▸ Task objective
Work out the number of lines in the records that include the word "active"; reply with that number alone.
begin Supplied material
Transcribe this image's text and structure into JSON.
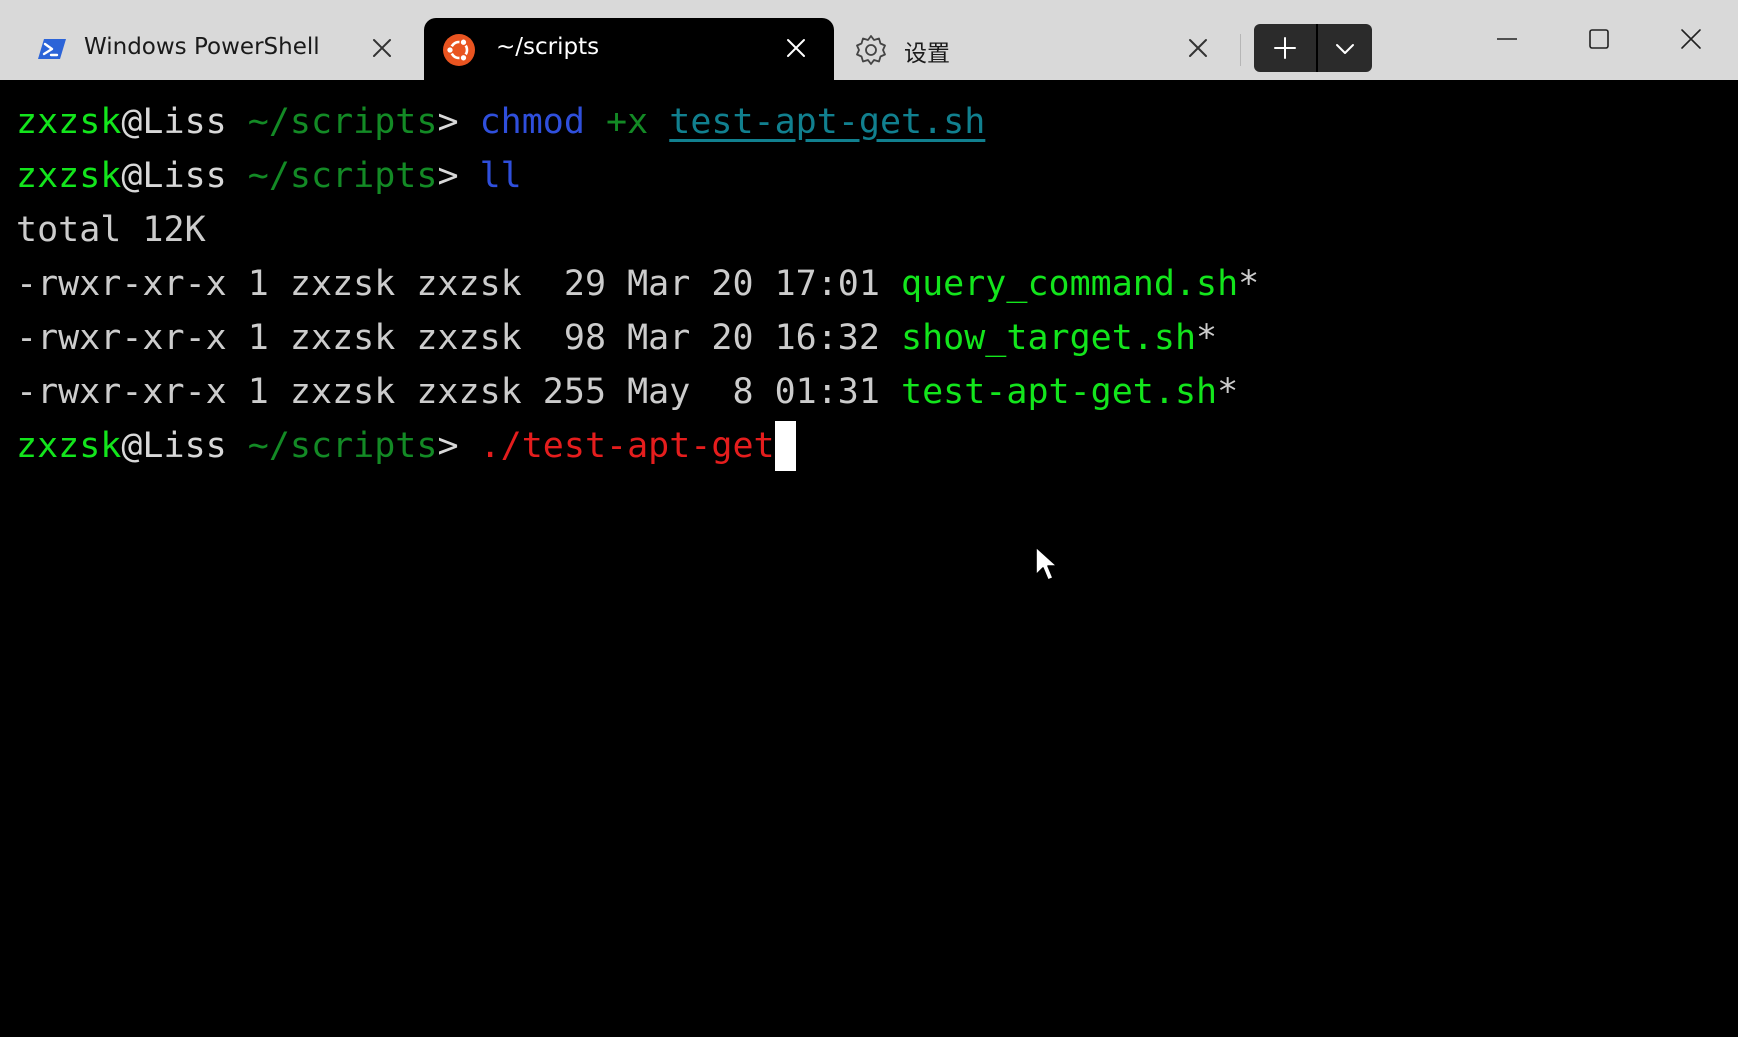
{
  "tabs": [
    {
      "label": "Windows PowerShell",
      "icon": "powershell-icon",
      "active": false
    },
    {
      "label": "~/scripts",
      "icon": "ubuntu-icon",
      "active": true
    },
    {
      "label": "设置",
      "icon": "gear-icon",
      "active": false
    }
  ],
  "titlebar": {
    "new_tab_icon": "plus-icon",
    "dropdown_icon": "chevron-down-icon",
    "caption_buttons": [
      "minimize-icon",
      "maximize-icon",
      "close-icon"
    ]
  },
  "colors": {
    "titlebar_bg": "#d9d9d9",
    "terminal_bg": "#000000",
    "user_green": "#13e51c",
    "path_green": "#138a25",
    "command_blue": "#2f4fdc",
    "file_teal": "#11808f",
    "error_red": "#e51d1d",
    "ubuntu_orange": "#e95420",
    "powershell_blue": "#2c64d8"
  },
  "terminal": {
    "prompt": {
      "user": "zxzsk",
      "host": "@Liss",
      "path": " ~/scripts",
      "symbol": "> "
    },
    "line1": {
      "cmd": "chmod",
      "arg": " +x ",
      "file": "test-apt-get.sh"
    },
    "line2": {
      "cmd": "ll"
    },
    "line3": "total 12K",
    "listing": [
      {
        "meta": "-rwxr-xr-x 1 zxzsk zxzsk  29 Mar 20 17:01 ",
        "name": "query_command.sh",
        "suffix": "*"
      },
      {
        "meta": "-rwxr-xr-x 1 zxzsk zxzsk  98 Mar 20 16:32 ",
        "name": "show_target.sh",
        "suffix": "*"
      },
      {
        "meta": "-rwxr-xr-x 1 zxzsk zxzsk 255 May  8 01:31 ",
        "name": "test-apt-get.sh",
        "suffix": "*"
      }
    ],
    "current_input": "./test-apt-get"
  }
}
end Supplied material
begin Supplied material
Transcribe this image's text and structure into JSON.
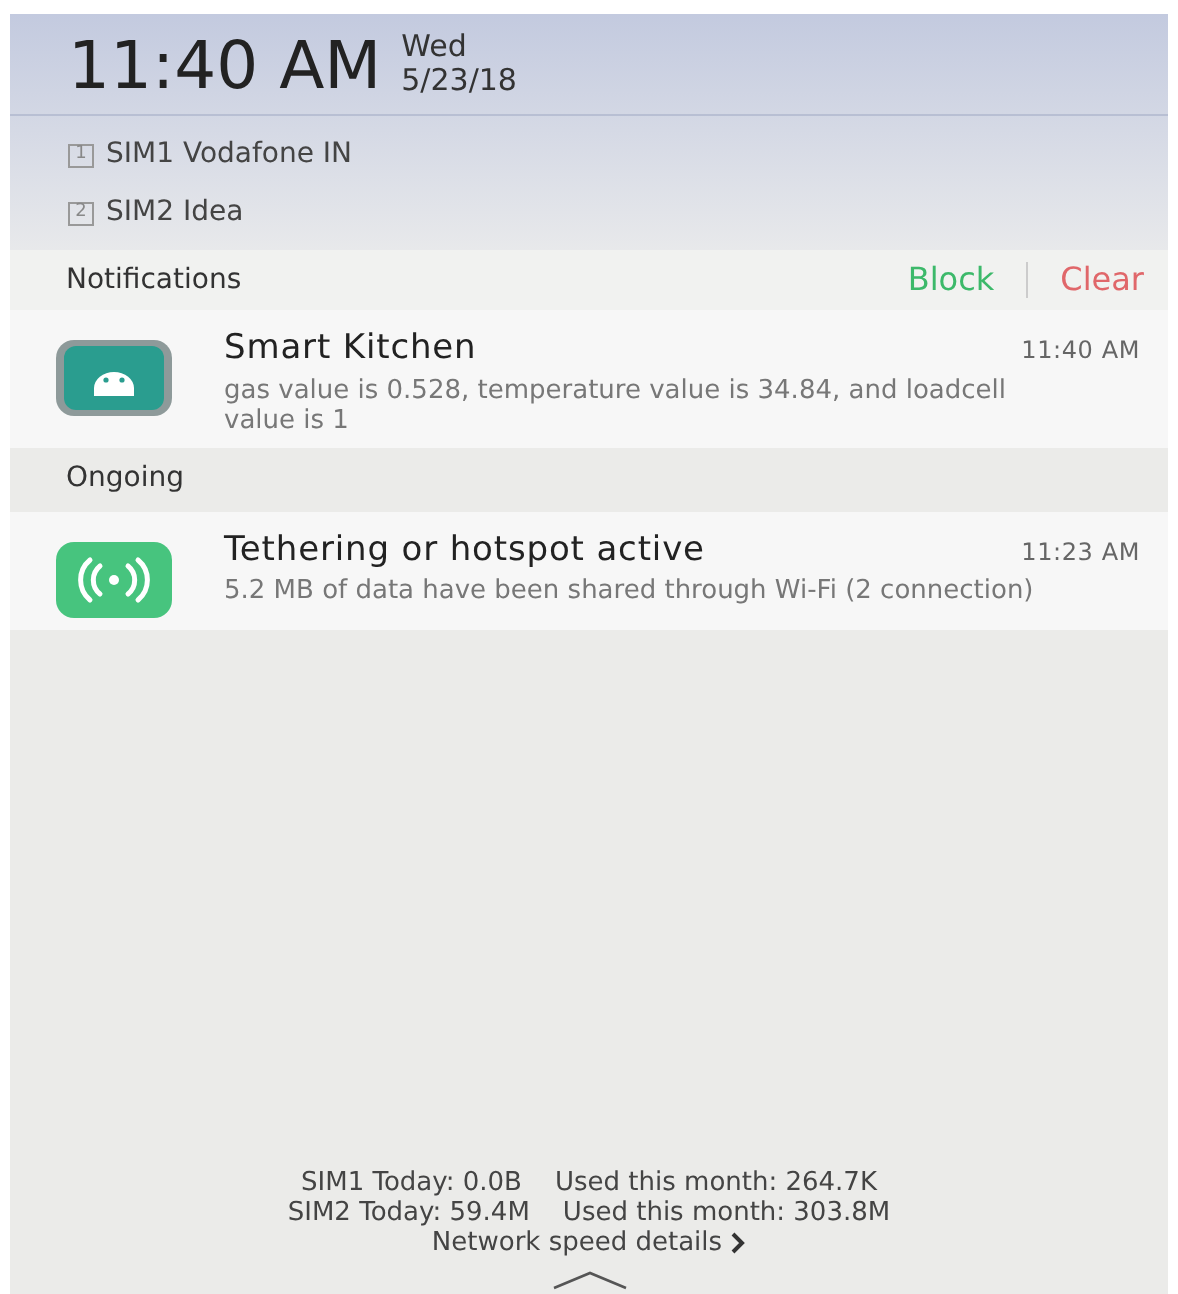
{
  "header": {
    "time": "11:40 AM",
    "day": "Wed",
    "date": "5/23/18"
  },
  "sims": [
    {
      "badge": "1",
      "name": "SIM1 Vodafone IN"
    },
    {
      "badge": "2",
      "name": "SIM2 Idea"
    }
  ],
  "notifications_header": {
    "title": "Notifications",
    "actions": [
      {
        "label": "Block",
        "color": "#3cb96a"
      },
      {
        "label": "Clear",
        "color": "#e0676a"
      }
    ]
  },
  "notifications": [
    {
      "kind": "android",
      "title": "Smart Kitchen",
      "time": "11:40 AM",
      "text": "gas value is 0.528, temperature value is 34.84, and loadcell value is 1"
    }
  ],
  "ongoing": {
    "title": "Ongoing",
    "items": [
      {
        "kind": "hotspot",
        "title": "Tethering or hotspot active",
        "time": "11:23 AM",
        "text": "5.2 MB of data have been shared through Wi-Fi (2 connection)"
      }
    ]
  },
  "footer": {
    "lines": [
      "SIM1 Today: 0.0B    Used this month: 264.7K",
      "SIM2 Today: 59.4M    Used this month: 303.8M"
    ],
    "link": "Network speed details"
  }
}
end Supplied material
▸ Solution for this exercise
4